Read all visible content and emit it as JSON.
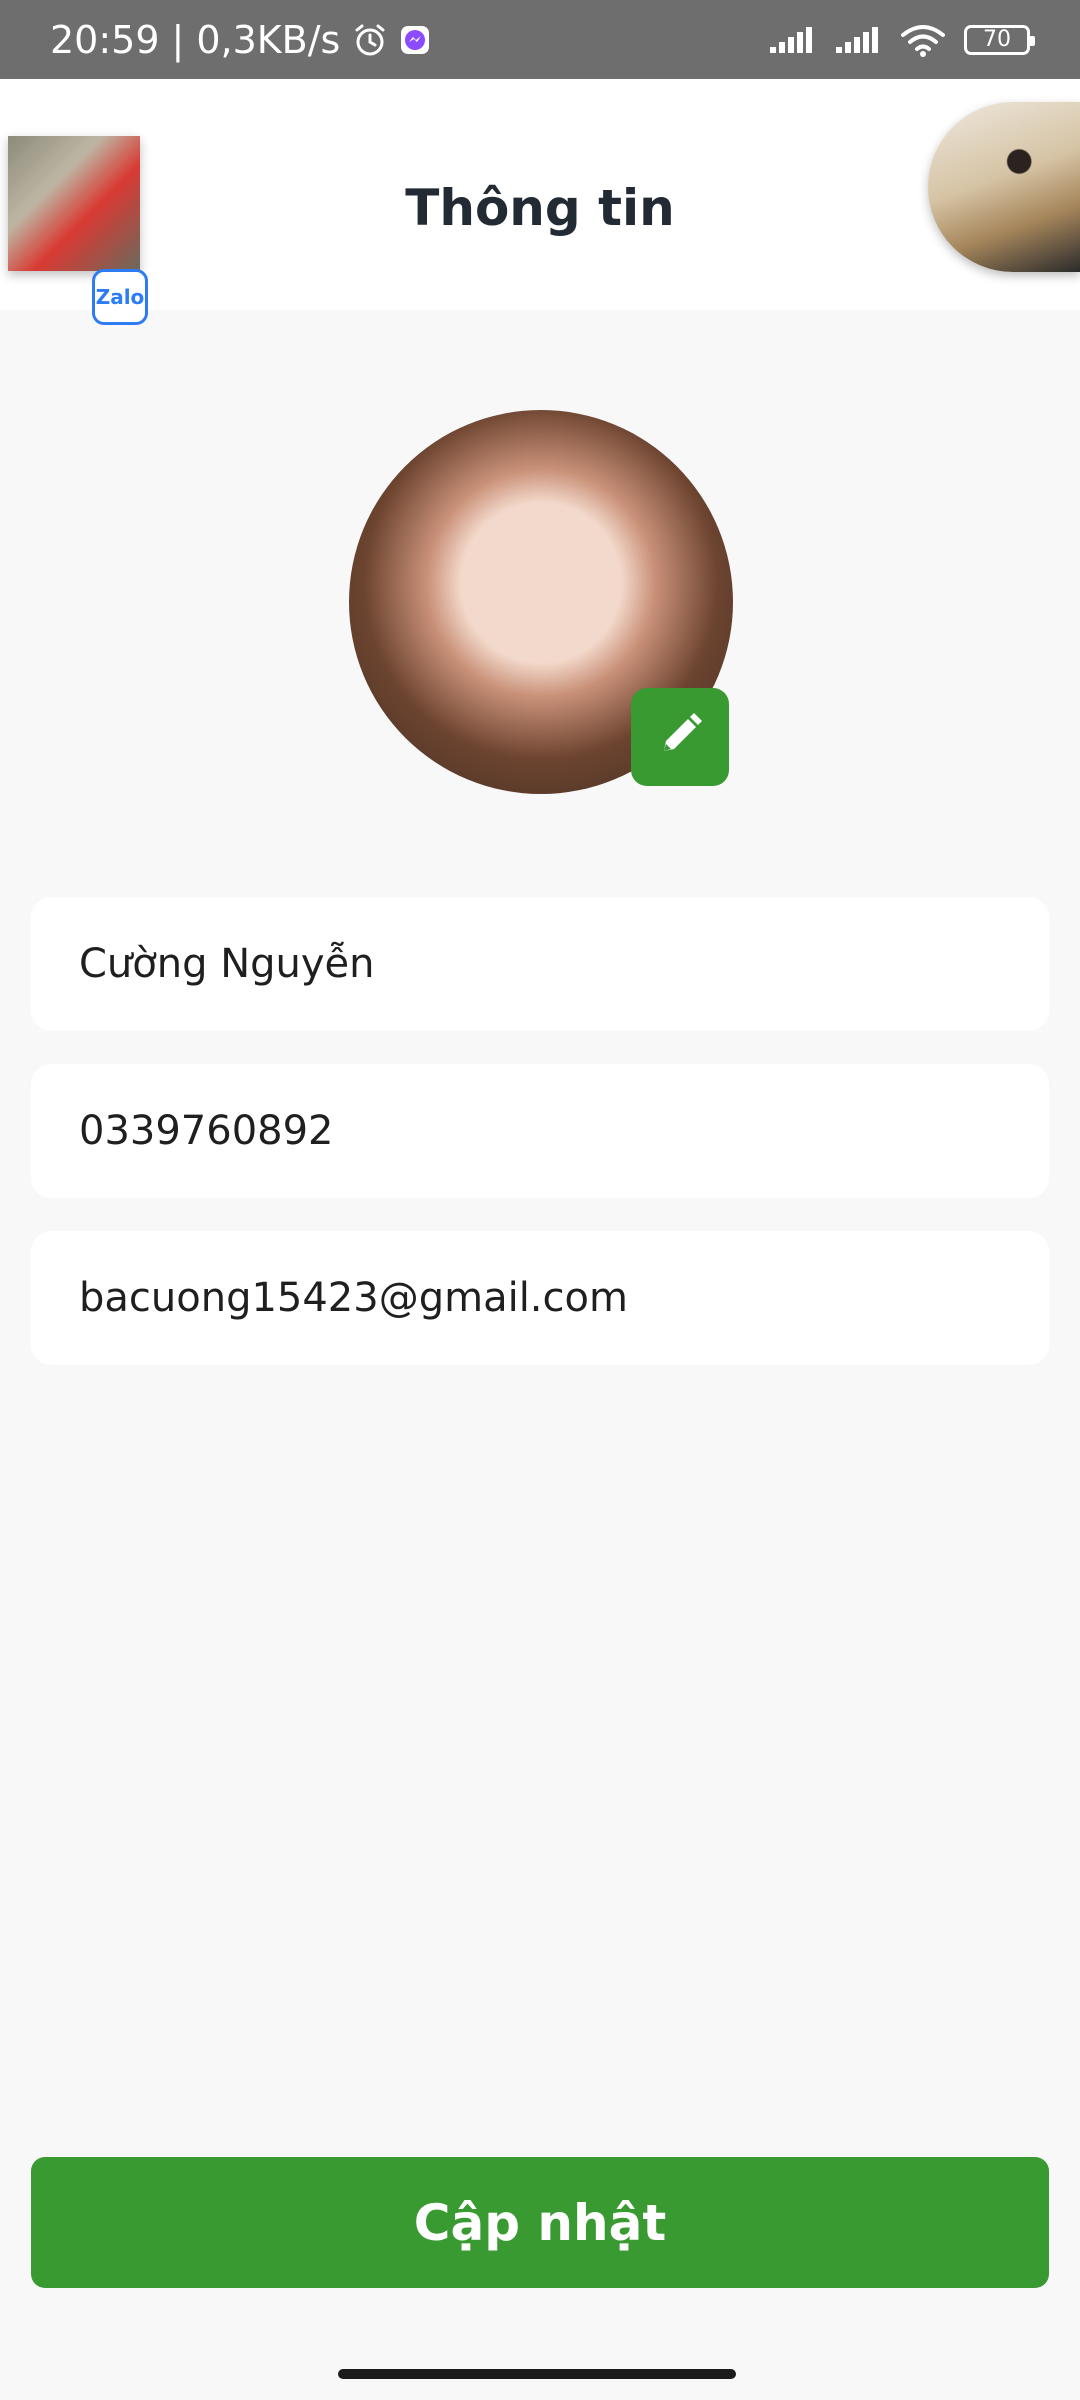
{
  "status_bar": {
    "time": "20:59",
    "separator": "|",
    "speed": "0,3KB/s",
    "battery": "70",
    "icons": [
      "alarm-icon",
      "messenger-icon",
      "signal-icon",
      "signal-icon",
      "wifi-icon",
      "battery-icon"
    ]
  },
  "header": {
    "title": "Thông tin",
    "left_bubble_badge": "Zalo"
  },
  "profile": {
    "name": "Cường Nguyễn",
    "phone": "0339760892",
    "email": "bacuong15423@gmail.com"
  },
  "actions": {
    "update_label": "Cập nhật"
  },
  "colors": {
    "accent_green": "#3a9a32",
    "status_bar": "#6e6e6e",
    "background": "#f8f8f8",
    "title_text": "#222b33"
  }
}
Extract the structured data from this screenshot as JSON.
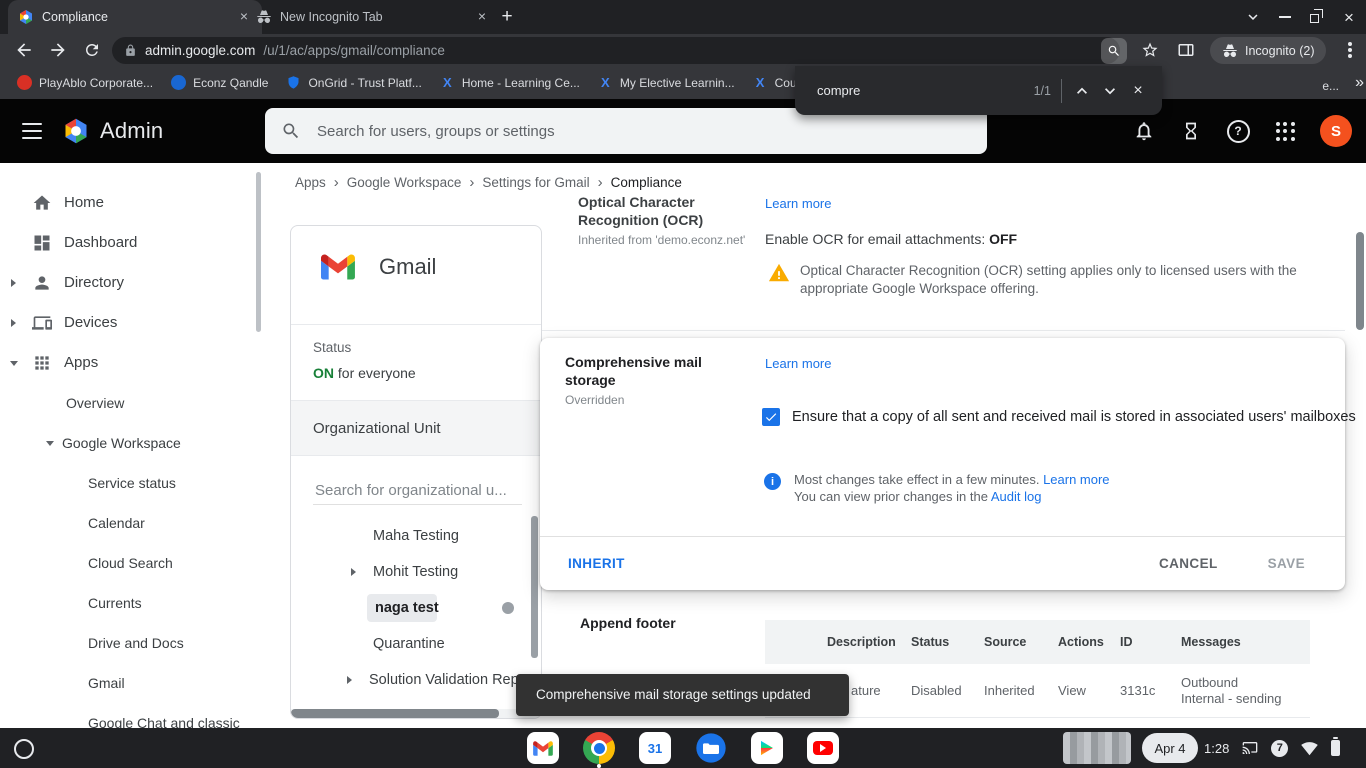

○ ○ ○ ○ ○

- Exercise details
Omit every picture while copying the listing above exactly.

- Result
Read all visible content and emit it as JSON.
{
  "status_bar": {
    "time": "20:59",
    "separator": "|",
    "speed": "0,3KB/s",
    "battery": "70",
    "icons": [
      "alarm-icon",
      "messenger-icon",
      "signal-icon",
      "signal-icon",
      "wifi-icon",
      "battery-icon"
    ]
  },
  "header": {
    "title": "Thông tin",
    "left_bubble_badge": "Zalo"
  },
  "profile": {
    "name": "Cường Nguyễn",
    "phone": "0339760892",
    "email": "bacuong15423@gmail.com"
  },
  "actions": {
    "update_label": "Cập nhật"
  },
  "colors": {
    "accent_green": "#3a9a32",
    "status_bar": "#6e6e6e",
    "background": "#f8f8f8",
    "title_text": "#222b33"
  }
}
Extract the structured data from this screenshot as JSON.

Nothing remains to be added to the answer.